▶ [Text excerpt]:
# Civic Matters > Suburban & Other OK Communities > Moore >  Burger King at 119th and S Western

## SOONER8693

I know this location is in  OKC, but, it is just up the street from Westmoore High School and in the Moore district.  So, I thought I would put it in this forum.  The Burger King that was hit by the tornado in March has not been touched since that day. It has been boarded up and the parking lot blocked off.  Has anyone heard anything about this location.  Is it coming back, are they abandoning it, anyone hear anything?

----------


## Zuplar

I drove by this last night and wondered what had happened. Seems like one of the only things in the area that is that torn up.

----------


## Dubya61

The organization that owns all the Burger Kings in the metro is having a lot of trouble competing with (apparently, the organization that owns all the) McDonalds (in the metro).  I wouldn't be surprised if the damage and resulting insurance settlement might just be a relief to allow that particular store to die.

----------


## Tavia

Went by there around 6:45 tonight and guys were working on the slanted roof areas on each side of the building.....

----------


## SOONER8693

> Went by there around 6:45 tonight and guys were working on the slanted roof areas on each side of the building.....


Let's hope that is a positive sign.

----------


## SoonerDave

> Let's hope that is a positive sign.

▶ [Work to be completed]: Which words make up the stretch of the Burger King forum thread from "I drove by this" through "store to die."? Extract that part word for word. The rows that come next play no part in this exercise.

▶ [Information supplied]:

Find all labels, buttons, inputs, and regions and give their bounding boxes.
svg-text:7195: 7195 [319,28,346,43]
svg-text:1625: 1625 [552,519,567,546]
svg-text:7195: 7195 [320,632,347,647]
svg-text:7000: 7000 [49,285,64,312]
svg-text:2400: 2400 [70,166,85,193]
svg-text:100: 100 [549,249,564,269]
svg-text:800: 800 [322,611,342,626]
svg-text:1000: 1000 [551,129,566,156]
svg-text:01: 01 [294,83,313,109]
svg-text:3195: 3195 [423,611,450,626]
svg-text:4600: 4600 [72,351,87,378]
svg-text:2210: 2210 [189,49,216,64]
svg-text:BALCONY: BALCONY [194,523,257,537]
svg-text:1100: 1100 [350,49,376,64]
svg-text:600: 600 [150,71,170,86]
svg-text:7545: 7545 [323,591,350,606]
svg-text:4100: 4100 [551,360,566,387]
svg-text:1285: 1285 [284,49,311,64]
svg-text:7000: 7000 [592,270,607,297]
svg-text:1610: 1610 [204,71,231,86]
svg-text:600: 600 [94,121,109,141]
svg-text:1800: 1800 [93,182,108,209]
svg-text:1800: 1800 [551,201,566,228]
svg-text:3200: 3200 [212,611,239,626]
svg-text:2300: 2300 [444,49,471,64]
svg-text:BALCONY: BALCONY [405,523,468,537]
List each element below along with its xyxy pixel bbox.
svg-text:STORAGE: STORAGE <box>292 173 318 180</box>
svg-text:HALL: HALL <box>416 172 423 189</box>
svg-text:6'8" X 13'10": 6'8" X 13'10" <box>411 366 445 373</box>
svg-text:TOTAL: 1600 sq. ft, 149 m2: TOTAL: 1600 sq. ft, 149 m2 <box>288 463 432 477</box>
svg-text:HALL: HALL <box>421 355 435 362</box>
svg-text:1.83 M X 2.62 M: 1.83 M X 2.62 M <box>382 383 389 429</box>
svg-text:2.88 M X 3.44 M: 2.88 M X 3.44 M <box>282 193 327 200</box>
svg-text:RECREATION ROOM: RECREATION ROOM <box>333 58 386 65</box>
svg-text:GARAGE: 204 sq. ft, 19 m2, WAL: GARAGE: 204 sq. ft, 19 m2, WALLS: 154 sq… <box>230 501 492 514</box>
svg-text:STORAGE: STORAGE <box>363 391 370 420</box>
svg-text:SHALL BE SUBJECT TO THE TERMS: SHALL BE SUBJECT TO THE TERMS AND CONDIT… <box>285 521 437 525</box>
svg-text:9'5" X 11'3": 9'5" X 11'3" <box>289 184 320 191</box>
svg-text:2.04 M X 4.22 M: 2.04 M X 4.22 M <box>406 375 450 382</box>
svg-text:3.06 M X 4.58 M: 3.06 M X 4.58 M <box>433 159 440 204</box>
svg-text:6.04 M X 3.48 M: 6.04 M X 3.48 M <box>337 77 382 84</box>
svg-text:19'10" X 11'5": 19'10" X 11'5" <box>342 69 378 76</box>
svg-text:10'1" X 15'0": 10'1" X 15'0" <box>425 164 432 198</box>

▶ [Correct answer]:
I drove by this last night and wondered what had happened. Seems like one of the only things in the area that is that torn up.

----------


## Dubya61

The organization that owns all the Burger Kings in the metro is having a lot of trouble competing with (apparently, the organization that owns all the) McDonalds (in the metro).  I wouldn't be surprised if the damage and resulting insurance settlement might just be a relief to allow that particular store to die.